Short task
The records below are to be copied word for word, with every picture left out.

Provided information
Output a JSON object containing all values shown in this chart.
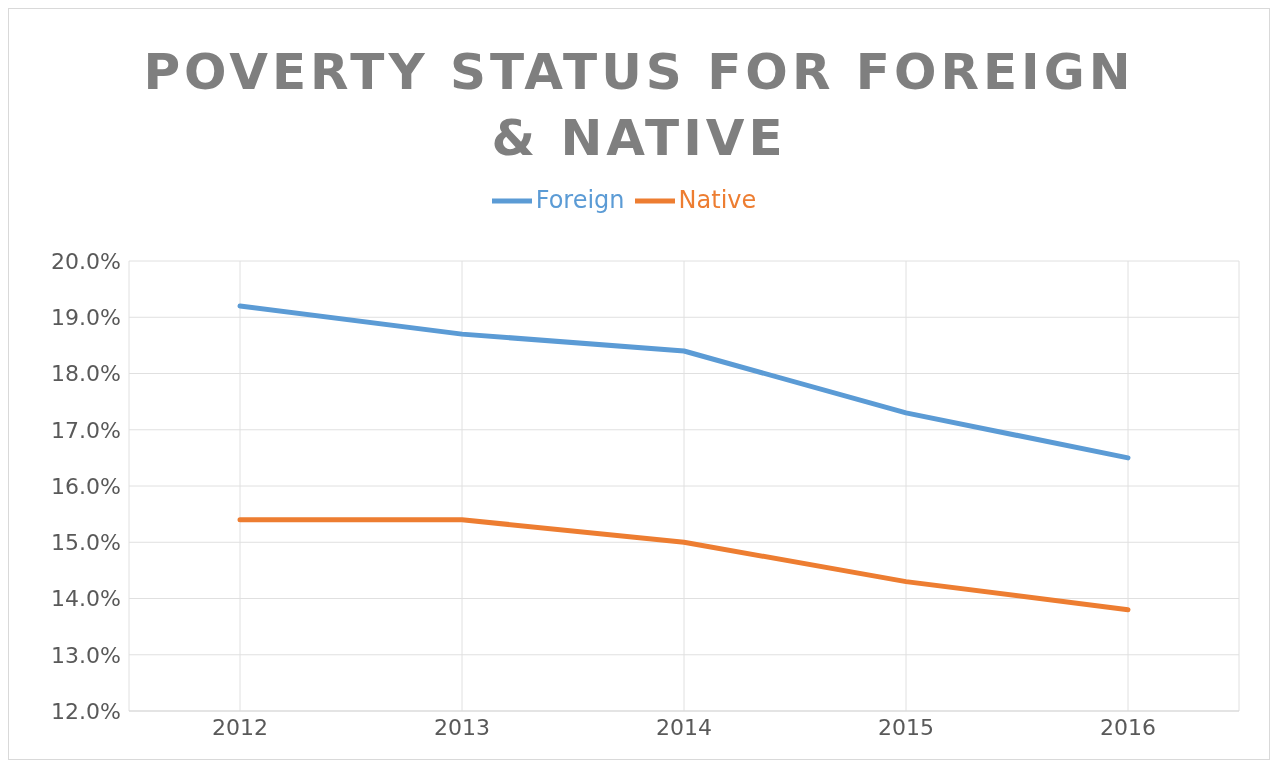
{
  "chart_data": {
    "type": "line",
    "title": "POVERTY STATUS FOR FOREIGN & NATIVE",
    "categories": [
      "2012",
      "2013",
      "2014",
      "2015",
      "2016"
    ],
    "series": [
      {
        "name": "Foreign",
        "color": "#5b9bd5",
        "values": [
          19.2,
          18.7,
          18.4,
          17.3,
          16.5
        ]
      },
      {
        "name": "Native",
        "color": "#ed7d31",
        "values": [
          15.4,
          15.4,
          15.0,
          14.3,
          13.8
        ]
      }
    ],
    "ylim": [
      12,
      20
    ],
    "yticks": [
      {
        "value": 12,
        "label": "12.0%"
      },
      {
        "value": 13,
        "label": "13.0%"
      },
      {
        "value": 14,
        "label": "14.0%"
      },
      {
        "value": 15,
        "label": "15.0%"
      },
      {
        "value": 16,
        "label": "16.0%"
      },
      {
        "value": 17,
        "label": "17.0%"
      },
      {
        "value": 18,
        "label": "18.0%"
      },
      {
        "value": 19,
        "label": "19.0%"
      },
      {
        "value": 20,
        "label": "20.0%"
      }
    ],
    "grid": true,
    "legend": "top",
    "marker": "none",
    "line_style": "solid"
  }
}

Written response
Output a JSON object containing all values shown in this chart.
{
  "chart_data": {
    "type": "line",
    "title": "POVERTY STATUS FOR FOREIGN & NATIVE",
    "categories": [
      "2012",
      "2013",
      "2014",
      "2015",
      "2016"
    ],
    "series": [
      {
        "name": "Foreign",
        "color": "#5b9bd5",
        "values": [
          19.2,
          18.7,
          18.4,
          17.3,
          16.5
        ]
      },
      {
        "name": "Native",
        "color": "#ed7d31",
        "values": [
          15.4,
          15.4,
          15.0,
          14.3,
          13.8
        ]
      }
    ],
    "ylim": [
      12,
      20
    ],
    "yticks": [
      {
        "value": 12,
        "label": "12.0%"
      },
      {
        "value": 13,
        "label": "13.0%"
      },
      {
        "value": 14,
        "label": "14.0%"
      },
      {
        "value": 15,
        "label": "15.0%"
      },
      {
        "value": 16,
        "label": "16.0%"
      },
      {
        "value": 17,
        "label": "17.0%"
      },
      {
        "value": 18,
        "label": "18.0%"
      },
      {
        "value": 19,
        "label": "19.0%"
      },
      {
        "value": 20,
        "label": "20.0%"
      }
    ],
    "grid": true,
    "legend": "top",
    "marker": "none",
    "line_style": "solid"
  }
}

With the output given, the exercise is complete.